(Collected data)
== == ==
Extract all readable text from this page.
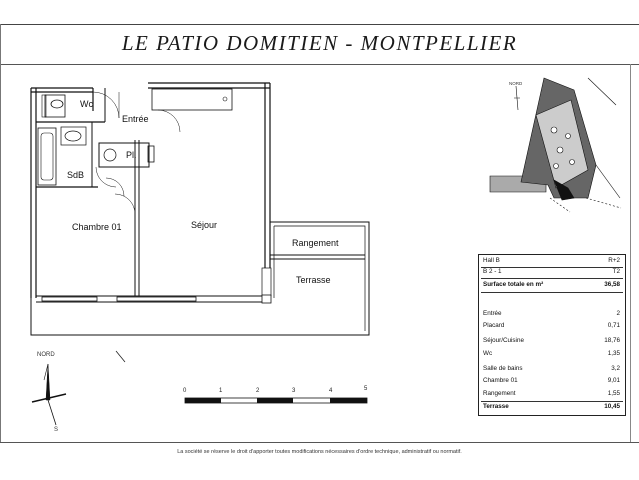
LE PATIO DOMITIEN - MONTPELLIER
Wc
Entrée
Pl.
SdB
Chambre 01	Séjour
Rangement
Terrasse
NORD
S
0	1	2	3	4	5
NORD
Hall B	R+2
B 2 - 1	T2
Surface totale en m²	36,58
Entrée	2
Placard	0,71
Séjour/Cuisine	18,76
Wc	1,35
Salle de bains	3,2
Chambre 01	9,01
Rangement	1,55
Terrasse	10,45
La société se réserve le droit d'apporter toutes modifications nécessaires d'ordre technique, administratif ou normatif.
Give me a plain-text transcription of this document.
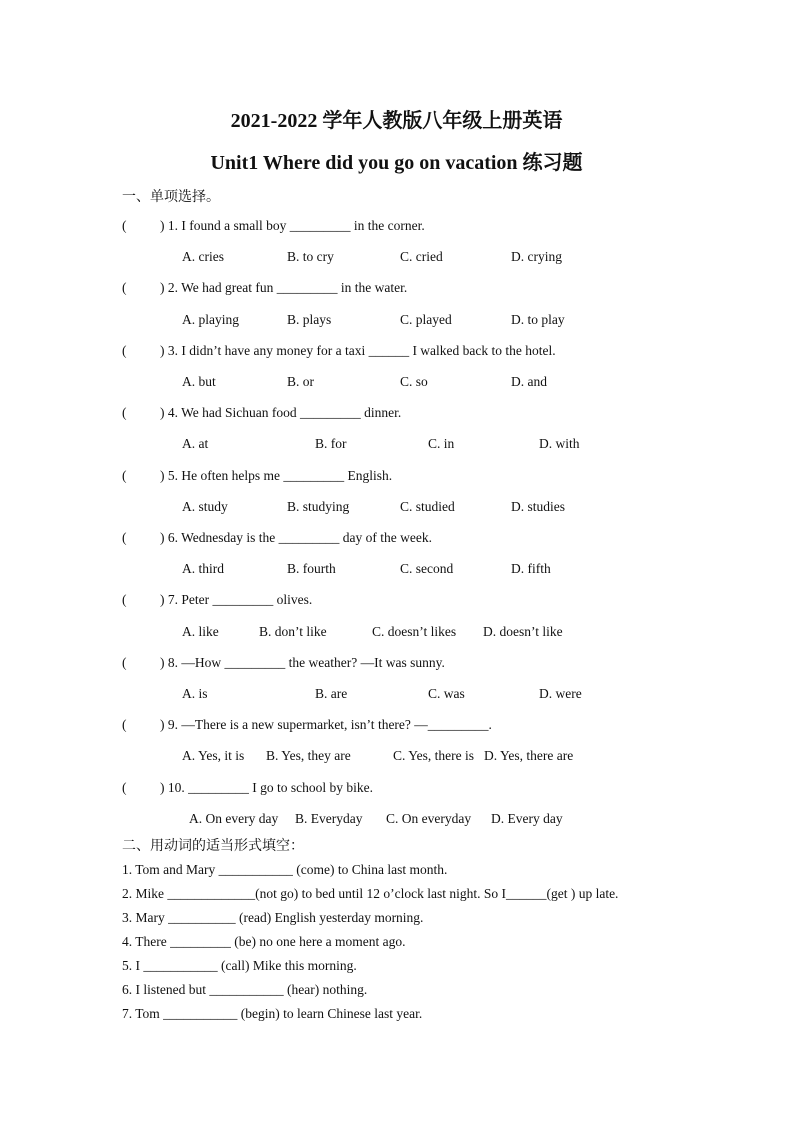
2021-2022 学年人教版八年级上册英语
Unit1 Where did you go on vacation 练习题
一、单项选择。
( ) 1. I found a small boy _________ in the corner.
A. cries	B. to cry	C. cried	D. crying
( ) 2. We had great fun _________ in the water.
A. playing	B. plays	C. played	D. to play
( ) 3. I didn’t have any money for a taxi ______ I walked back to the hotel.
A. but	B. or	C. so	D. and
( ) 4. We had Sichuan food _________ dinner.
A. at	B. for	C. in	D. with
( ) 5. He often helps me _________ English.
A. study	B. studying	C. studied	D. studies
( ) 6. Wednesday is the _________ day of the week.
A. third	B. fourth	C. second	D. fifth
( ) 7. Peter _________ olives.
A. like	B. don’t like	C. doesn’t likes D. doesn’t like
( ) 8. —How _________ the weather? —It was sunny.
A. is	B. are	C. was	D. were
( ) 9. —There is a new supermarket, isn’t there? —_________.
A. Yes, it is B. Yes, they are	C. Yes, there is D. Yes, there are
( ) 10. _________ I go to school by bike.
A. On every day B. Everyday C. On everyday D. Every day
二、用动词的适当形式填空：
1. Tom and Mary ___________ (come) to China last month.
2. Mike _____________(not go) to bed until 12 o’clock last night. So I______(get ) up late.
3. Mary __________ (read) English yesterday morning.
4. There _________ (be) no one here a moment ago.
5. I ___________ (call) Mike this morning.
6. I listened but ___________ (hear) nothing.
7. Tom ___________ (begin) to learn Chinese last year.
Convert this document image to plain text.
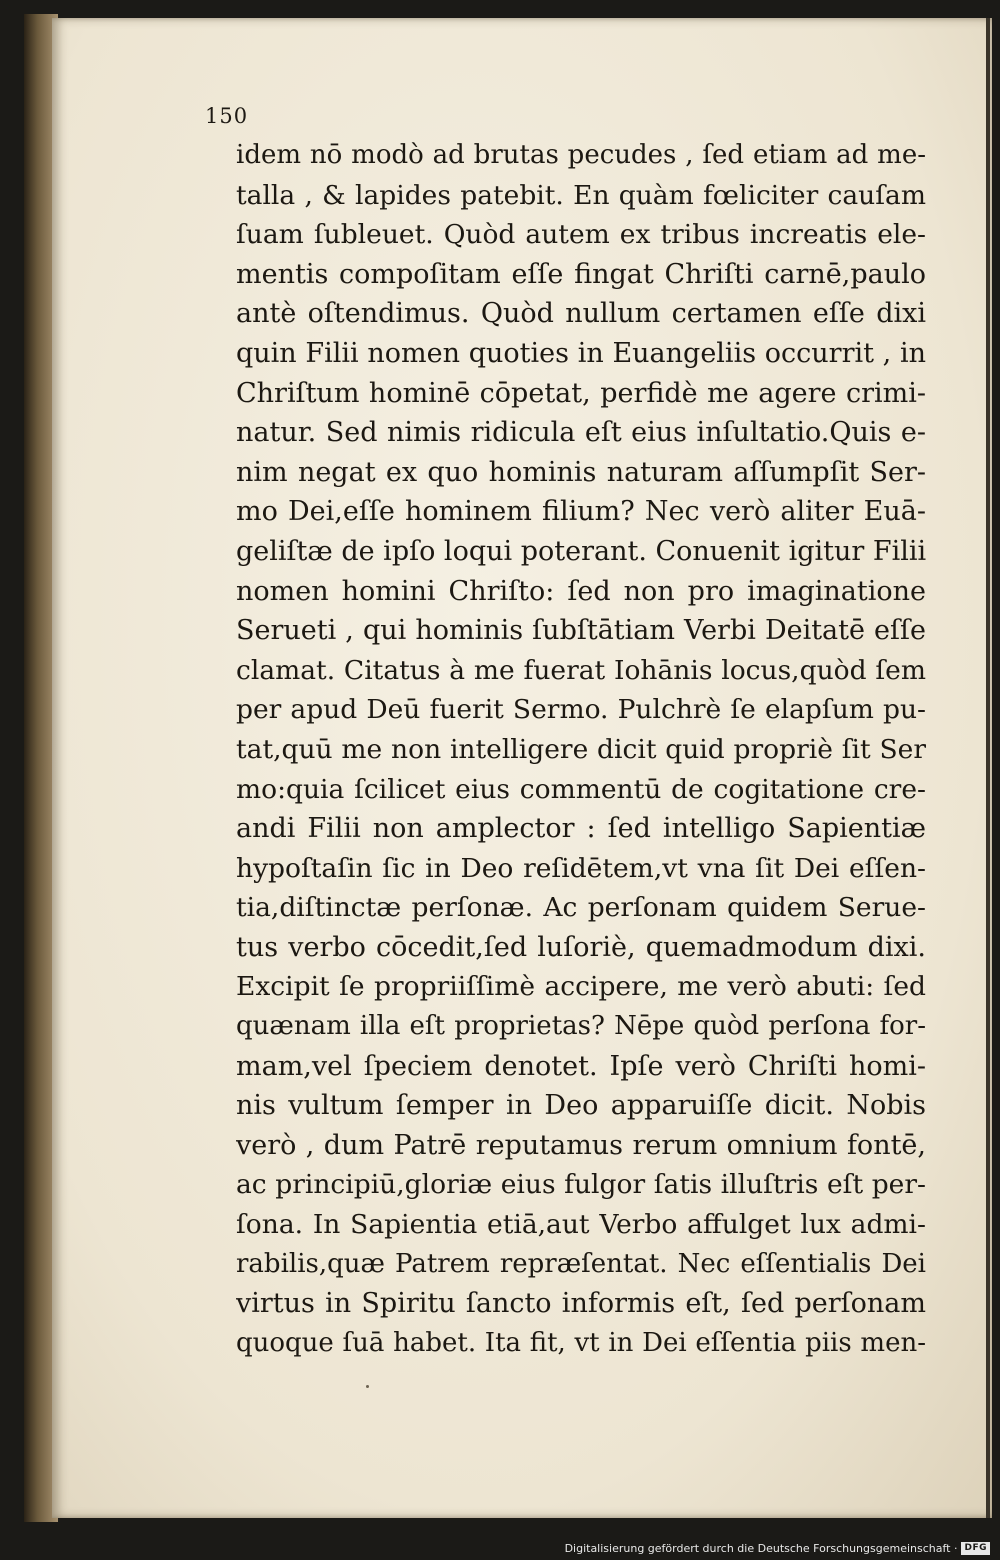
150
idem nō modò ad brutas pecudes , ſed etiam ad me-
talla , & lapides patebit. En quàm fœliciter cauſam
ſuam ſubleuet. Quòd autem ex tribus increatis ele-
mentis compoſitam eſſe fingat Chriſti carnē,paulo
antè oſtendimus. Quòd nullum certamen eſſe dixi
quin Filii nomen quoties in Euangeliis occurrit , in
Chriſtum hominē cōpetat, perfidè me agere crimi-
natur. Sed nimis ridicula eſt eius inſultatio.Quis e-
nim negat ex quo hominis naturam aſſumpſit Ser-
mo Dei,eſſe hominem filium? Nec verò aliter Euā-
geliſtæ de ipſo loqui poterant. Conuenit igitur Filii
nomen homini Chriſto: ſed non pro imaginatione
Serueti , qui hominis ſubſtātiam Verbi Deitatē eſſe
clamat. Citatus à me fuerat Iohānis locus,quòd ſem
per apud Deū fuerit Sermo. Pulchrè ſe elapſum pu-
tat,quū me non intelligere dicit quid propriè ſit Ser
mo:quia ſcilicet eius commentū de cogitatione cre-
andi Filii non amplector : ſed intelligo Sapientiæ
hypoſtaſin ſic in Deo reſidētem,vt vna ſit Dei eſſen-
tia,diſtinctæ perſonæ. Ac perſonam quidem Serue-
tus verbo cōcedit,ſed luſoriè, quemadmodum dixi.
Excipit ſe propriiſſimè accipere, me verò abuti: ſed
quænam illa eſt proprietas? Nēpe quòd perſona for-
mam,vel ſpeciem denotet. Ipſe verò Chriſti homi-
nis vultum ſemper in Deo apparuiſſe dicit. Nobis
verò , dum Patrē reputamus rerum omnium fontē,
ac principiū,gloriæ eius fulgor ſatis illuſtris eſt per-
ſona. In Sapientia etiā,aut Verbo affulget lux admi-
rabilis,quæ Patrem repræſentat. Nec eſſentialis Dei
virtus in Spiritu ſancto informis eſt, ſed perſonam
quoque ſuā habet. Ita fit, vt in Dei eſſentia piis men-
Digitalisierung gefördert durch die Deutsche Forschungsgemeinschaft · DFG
== == ==
Given exercise
Take the listing above and restate it word for word, without its pictures.

Correct response
Extract all readable text from this page.
LE PATIO DOMITIEN - MONTPELLIER
Wc
Entrée
Pl.
SdB
Chambre 01	Séjour
Rangement
Terrasse
NORD
S
0	1	2	3	4	5
NORD
Hall B	R+2
B 2 - 1	T2
Surface totale en m²	36,58
Entrée	2
Placard	0,71
Séjour/Cuisine	18,76
Wc	1,35
Salle de bains	3,2
Chambre 01	9,01
Rangement	1,55
Terrasse	10,45
La société se réserve le droit d'apporter toutes modifications nécessaires d'ordre technique, administratif ou normatif.
Give me a plain-text transcription of this document.
2021-2022 学年人教版八年级上册英语
Unit1 Where did you go on vacation 练习题
一、单项选择。
( ) 1. I found a small boy _________ in the corner.
A. cries	B. to cry	C. cried	D. crying
( ) 2. We had great fun _________ in the water.
A. playing	B. plays	C. played	D. to play
( ) 3. I didn’t have any money for a taxi ______ I walked back to the hotel.
A. but	B. or	C. so	D. and
( ) 4. We had Sichuan food _________ dinner.
A. at	B. for	C. in	D. with
( ) 5. He often helps me _________ English.
A. study	B. studying	C. studied	D. studies
( ) 6. Wednesday is the _________ day of the week.
A. third	B. fourth	C. second	D. fifth
( ) 7. Peter _________ olives.
A. like	B. don’t like	C. doesn’t likes D. doesn’t like
( ) 8. —How _________ the weather? —It was sunny.
A. is	B. are	C. was	D. were
( ) 9. —There is a new supermarket, isn’t there? —_________.
A. Yes, it is B. Yes, they are	C. Yes, there is D. Yes, there are
( ) 10. _________ I go to school by bike.
A. On every day B. Everyday C. On everyday D. Every day
二、用动词的适当形式填空：
1. Tom and Mary ___________ (come) to China last month.
2. Mike _____________(not go) to bed until 12 o’clock last night. So I______(get ) up late.
3. Mary __________ (read) English yesterday morning.
4. There _________ (be) no one here a moment ago.
5. I ___________ (call) Mike this morning.
6. I listened but ___________ (hear) nothing.
7. Tom ___________ (begin) to learn Chinese last year.
Convert this document image to plain text.
150
idem nō modò ad brutas pecudes , ſed etiam ad me-
talla , & lapides patebit. En quàm fœliciter cauſam
ſuam ſubleuet. Quòd autem ex tribus increatis ele-
mentis compoſitam eſſe fingat Chriſti carnē,paulo
antè oſtendimus. Quòd nullum certamen eſſe dixi
quin Filii nomen quoties in Euangeliis occurrit , in
Chriſtum hominē cōpetat, perfidè me agere crimi-
natur. Sed nimis ridicula eſt eius inſultatio.Quis e-
nim negat ex quo hominis naturam aſſumpſit Ser-
mo Dei,eſſe hominem filium? Nec verò aliter Euā-
geliſtæ de ipſo loqui poterant. Conuenit igitur Filii
nomen homini Chriſto: ſed non pro imaginatione
Serueti , qui hominis ſubſtātiam Verbi Deitatē eſſe
clamat. Citatus à me fuerat Iohānis locus,quòd ſem
per apud Deū fuerit Sermo. Pulchrè ſe elapſum pu-
tat,quū me non intelligere dicit quid propriè ſit Ser
mo:quia ſcilicet eius commentū de cogitatione cre-
andi Filii non amplector : ſed intelligo Sapientiæ
hypoſtaſin ſic in Deo reſidētem,vt vna ſit Dei eſſen-
tia,diſtinctæ perſonæ. Ac perſonam quidem Serue-
tus verbo cōcedit,ſed luſoriè, quemadmodum dixi.
Excipit ſe propriiſſimè accipere, me verò abuti: ſed
quænam illa eſt proprietas? Nēpe quòd perſona for-
mam,vel ſpeciem denotet. Ipſe verò Chriſti homi-
nis vultum ſemper in Deo apparuiſſe dicit. Nobis
verò , dum Patrē reputamus rerum omnium fontē,
ac principiū,gloriæ eius fulgor ſatis illuſtris eſt per-
ſona. In Sapientia etiā,aut Verbo affulget lux admi-
rabilis,quæ Patrem repræſentat. Nec eſſentialis Dei
virtus in Spiritu ſancto informis eſt, ſed perſonam
quoque ſuā habet. Ita fit, vt in Dei eſſentia piis men-
Digitalisierung gefördert durch die Deutsche Forschungsgemeinschaft · DFG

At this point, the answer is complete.